Provided material
--- BEGIN ---
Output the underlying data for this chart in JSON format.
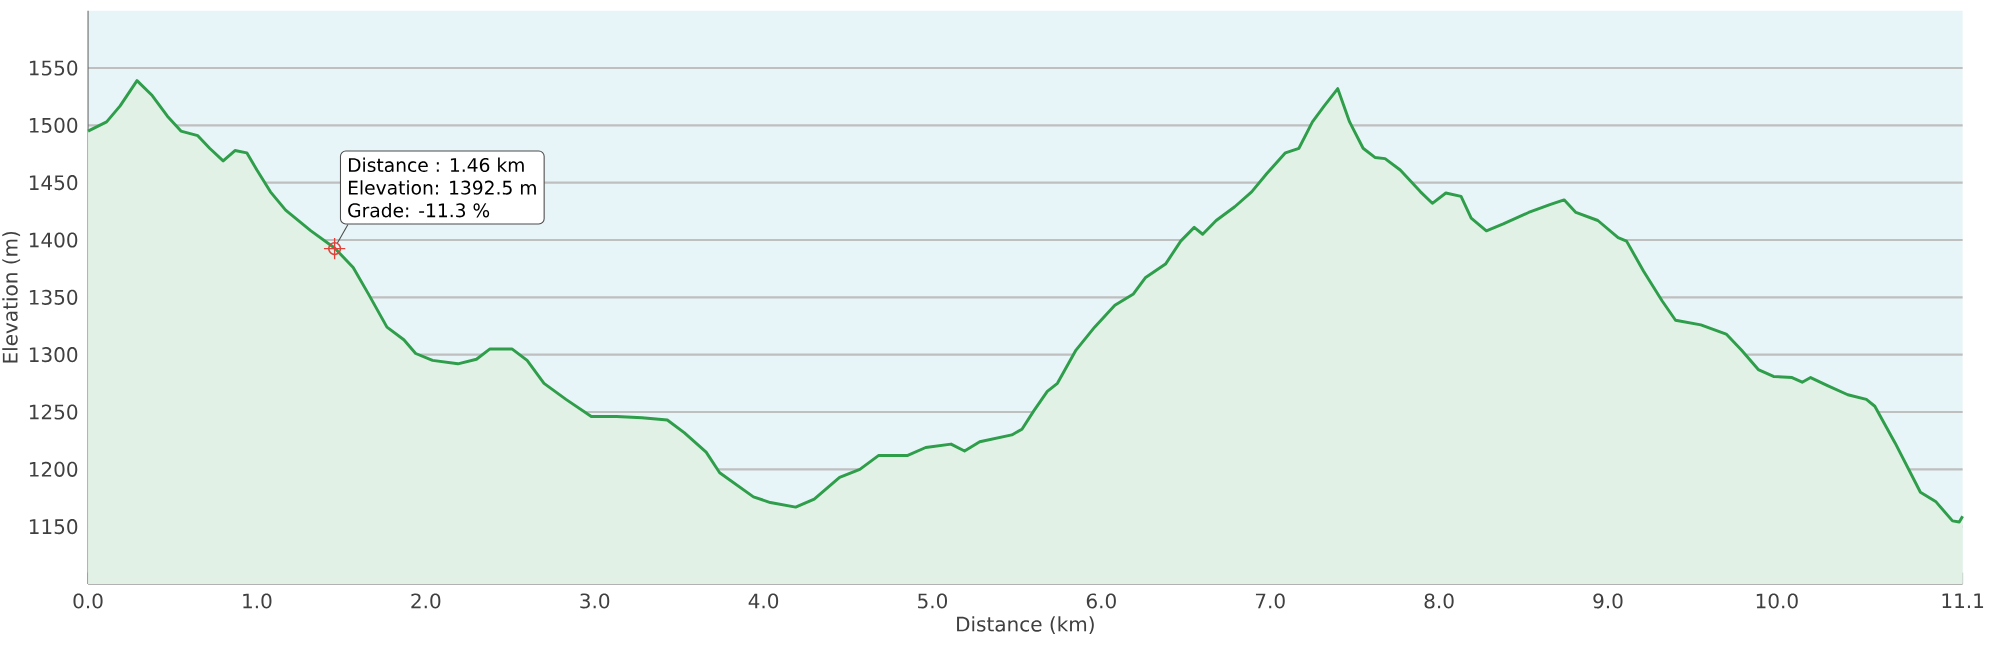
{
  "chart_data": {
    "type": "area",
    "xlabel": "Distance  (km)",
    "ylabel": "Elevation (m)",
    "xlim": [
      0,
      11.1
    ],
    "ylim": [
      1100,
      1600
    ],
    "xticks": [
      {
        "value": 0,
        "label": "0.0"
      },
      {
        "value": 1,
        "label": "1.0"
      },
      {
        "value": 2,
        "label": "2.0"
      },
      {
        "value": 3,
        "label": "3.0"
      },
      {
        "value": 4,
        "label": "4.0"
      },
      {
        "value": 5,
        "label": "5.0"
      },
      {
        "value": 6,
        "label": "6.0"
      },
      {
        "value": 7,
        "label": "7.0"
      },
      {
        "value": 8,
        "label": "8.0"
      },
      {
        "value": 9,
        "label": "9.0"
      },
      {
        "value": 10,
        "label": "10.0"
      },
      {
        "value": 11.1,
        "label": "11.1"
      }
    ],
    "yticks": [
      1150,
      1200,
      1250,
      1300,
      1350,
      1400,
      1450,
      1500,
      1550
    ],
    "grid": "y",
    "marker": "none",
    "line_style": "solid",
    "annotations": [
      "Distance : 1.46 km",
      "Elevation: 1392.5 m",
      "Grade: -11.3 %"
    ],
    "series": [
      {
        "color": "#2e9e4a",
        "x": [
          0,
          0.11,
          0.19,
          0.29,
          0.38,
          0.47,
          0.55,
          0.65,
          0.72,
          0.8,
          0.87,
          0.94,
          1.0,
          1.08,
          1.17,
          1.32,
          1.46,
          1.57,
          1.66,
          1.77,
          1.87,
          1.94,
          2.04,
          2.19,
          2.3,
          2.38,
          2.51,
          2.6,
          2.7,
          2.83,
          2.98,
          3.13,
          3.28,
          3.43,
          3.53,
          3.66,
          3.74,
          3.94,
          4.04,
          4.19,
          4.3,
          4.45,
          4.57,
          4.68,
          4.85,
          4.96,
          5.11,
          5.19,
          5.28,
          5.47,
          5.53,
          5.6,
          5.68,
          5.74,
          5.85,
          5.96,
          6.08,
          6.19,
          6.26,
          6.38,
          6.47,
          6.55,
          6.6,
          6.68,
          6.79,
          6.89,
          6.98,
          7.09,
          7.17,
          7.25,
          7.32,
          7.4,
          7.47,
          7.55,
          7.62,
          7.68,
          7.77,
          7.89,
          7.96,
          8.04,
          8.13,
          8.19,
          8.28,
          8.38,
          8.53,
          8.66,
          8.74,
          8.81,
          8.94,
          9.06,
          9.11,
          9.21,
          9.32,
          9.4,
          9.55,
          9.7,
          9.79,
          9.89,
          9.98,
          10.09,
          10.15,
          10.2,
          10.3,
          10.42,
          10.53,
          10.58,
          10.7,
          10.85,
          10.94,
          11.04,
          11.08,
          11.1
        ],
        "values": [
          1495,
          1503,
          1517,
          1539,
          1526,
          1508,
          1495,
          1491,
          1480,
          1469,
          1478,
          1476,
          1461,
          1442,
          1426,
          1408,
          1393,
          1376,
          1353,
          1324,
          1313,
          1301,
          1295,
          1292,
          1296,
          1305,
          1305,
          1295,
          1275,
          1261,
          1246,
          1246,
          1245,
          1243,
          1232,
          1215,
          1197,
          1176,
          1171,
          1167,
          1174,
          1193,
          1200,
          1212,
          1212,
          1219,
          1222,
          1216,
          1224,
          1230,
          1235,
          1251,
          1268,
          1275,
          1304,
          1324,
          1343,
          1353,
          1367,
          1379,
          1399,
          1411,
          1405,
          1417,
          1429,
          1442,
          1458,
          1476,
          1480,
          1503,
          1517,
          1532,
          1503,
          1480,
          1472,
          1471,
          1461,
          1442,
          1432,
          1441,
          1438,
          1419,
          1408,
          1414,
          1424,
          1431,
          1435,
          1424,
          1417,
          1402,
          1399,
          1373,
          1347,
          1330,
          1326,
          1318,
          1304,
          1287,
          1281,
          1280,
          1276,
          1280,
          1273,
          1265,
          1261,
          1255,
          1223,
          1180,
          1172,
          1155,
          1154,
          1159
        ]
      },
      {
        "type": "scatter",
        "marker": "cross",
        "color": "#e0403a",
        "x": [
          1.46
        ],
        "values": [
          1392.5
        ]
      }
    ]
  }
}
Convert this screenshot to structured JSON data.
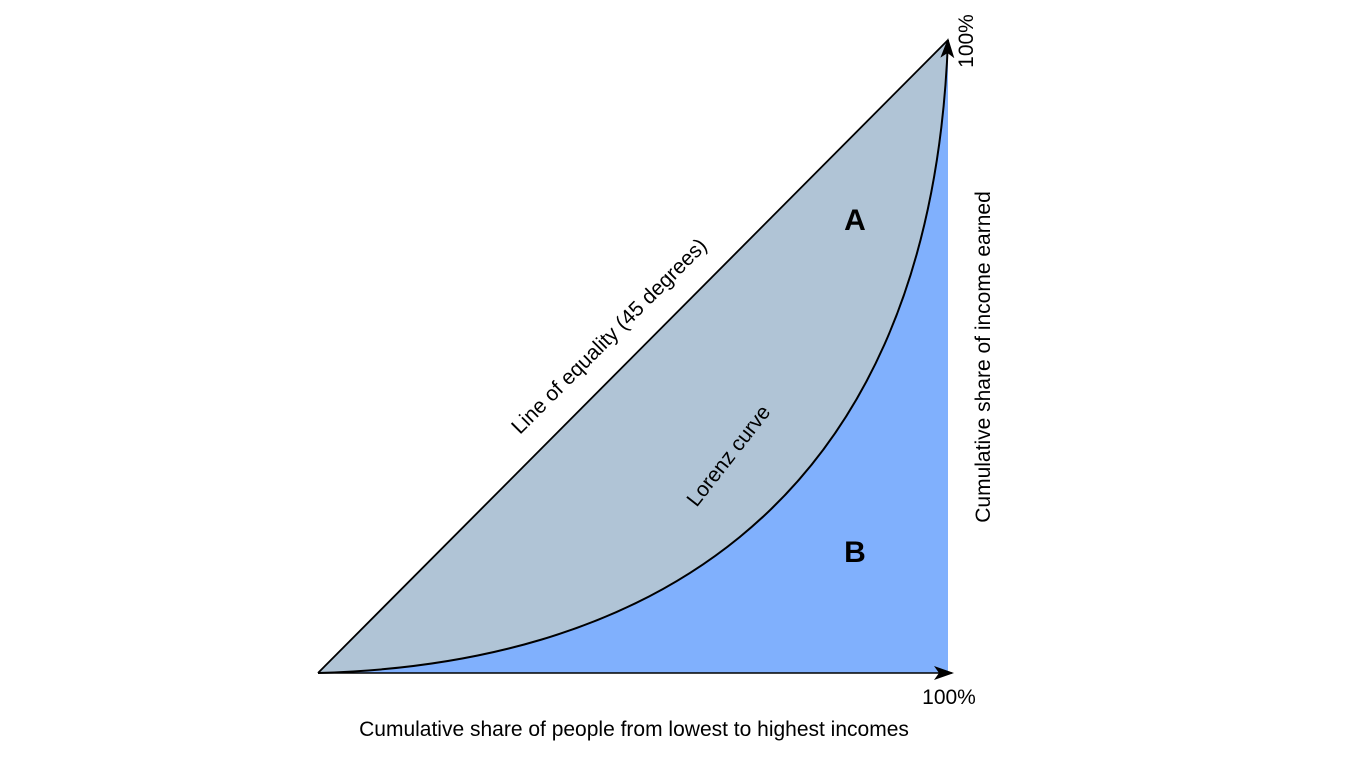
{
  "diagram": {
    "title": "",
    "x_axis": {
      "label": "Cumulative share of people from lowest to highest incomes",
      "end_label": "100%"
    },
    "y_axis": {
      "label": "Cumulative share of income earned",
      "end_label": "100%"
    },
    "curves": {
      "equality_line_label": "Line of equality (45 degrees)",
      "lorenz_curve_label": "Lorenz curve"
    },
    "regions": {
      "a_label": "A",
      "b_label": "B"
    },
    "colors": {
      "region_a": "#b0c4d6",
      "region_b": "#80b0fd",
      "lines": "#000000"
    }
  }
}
--- END ---
Without including any pictures, print each record exactly.

Output the underlying data for this chart in JSON format.
{
  "chart_data": {
    "type": "area",
    "xlabel": "Distance  (km)",
    "ylabel": "Elevation (m)",
    "xlim": [
      0,
      11.1
    ],
    "ylim": [
      1100,
      1600
    ],
    "xticks": [
      {
        "value": 0,
        "label": "0.0"
      },
      {
        "value": 1,
        "label": "1.0"
      },
      {
        "value": 2,
        "label": "2.0"
      },
      {
        "value": 3,
        "label": "3.0"
      },
      {
        "value": 4,
        "label": "4.0"
      },
      {
        "value": 5,
        "label": "5.0"
      },
      {
        "value": 6,
        "label": "6.0"
      },
      {
        "value": 7,
        "label": "7.0"
      },
      {
        "value": 8,
        "label": "8.0"
      },
      {
        "value": 9,
        "label": "9.0"
      },
      {
        "value": 10,
        "label": "10.0"
      },
      {
        "value": 11.1,
        "label": "11.1"
      }
    ],
    "yticks": [
      1150,
      1200,
      1250,
      1300,
      1350,
      1400,
      1450,
      1500,
      1550
    ],
    "grid": "y",
    "marker": "none",
    "line_style": "solid",
    "annotations": [
      "Distance : 1.46 km",
      "Elevation: 1392.5 m",
      "Grade: -11.3 %"
    ],
    "series": [
      {
        "color": "#2e9e4a",
        "x": [
          0,
          0.11,
          0.19,
          0.29,
          0.38,
          0.47,
          0.55,
          0.65,
          0.72,
          0.8,
          0.87,
          0.94,
          1.0,
          1.08,
          1.17,
          1.32,
          1.46,
          1.57,
          1.66,
          1.77,
          1.87,
          1.94,
          2.04,
          2.19,
          2.3,
          2.38,
          2.51,
          2.6,
          2.7,
          2.83,
          2.98,
          3.13,
          3.28,
          3.43,
          3.53,
          3.66,
          3.74,
          3.94,
          4.04,
          4.19,
          4.3,
          4.45,
          4.57,
          4.68,
          4.85,
          4.96,
          5.11,
          5.19,
          5.28,
          5.47,
          5.53,
          5.6,
          5.68,
          5.74,
          5.85,
          5.96,
          6.08,
          6.19,
          6.26,
          6.38,
          6.47,
          6.55,
          6.6,
          6.68,
          6.79,
          6.89,
          6.98,
          7.09,
          7.17,
          7.25,
          7.32,
          7.4,
          7.47,
          7.55,
          7.62,
          7.68,
          7.77,
          7.89,
          7.96,
          8.04,
          8.13,
          8.19,
          8.28,
          8.38,
          8.53,
          8.66,
          8.74,
          8.81,
          8.94,
          9.06,
          9.11,
          9.21,
          9.32,
          9.4,
          9.55,
          9.7,
          9.79,
          9.89,
          9.98,
          10.09,
          10.15,
          10.2,
          10.3,
          10.42,
          10.53,
          10.58,
          10.7,
          10.85,
          10.94,
          11.04,
          11.08,
          11.1
        ],
        "values": [
          1495,
          1503,
          1517,
          1539,
          1526,
          1508,
          1495,
          1491,
          1480,
          1469,
          1478,
          1476,
          1461,
          1442,
          1426,
          1408,
          1393,
          1376,
          1353,
          1324,
          1313,
          1301,
          1295,
          1292,
          1296,
          1305,
          1305,
          1295,
          1275,
          1261,
          1246,
          1246,
          1245,
          1243,
          1232,
          1215,
          1197,
          1176,
          1171,
          1167,
          1174,
          1193,
          1200,
          1212,
          1212,
          1219,
          1222,
          1216,
          1224,
          1230,
          1235,
          1251,
          1268,
          1275,
          1304,
          1324,
          1343,
          1353,
          1367,
          1379,
          1399,
          1411,
          1405,
          1417,
          1429,
          1442,
          1458,
          1476,
          1480,
          1503,
          1517,
          1532,
          1503,
          1480,
          1472,
          1471,
          1461,
          1442,
          1432,
          1441,
          1438,
          1419,
          1408,
          1414,
          1424,
          1431,
          1435,
          1424,
          1417,
          1402,
          1399,
          1373,
          1347,
          1330,
          1326,
          1318,
          1304,
          1287,
          1281,
          1280,
          1276,
          1280,
          1273,
          1265,
          1261,
          1255,
          1223,
          1180,
          1172,
          1155,
          1154,
          1159
        ]
      },
      {
        "type": "scatter",
        "marker": "cross",
        "color": "#e0403a",
        "x": [
          1.46
        ],
        "values": [
          1392.5
        ]
      }
    ]
  }
}
Convert this screenshot to structured JSON data.
{
  "diagram": {
    "title": "",
    "x_axis": {
      "label": "Cumulative share of people from lowest to highest incomes",
      "end_label": "100%"
    },
    "y_axis": {
      "label": "Cumulative share of income earned",
      "end_label": "100%"
    },
    "curves": {
      "equality_line_label": "Line of equality (45 degrees)",
      "lorenz_curve_label": "Lorenz curve"
    },
    "regions": {
      "a_label": "A",
      "b_label": "B"
    },
    "colors": {
      "region_a": "#b0c4d6",
      "region_b": "#80b0fd",
      "lines": "#000000"
    }
  }
}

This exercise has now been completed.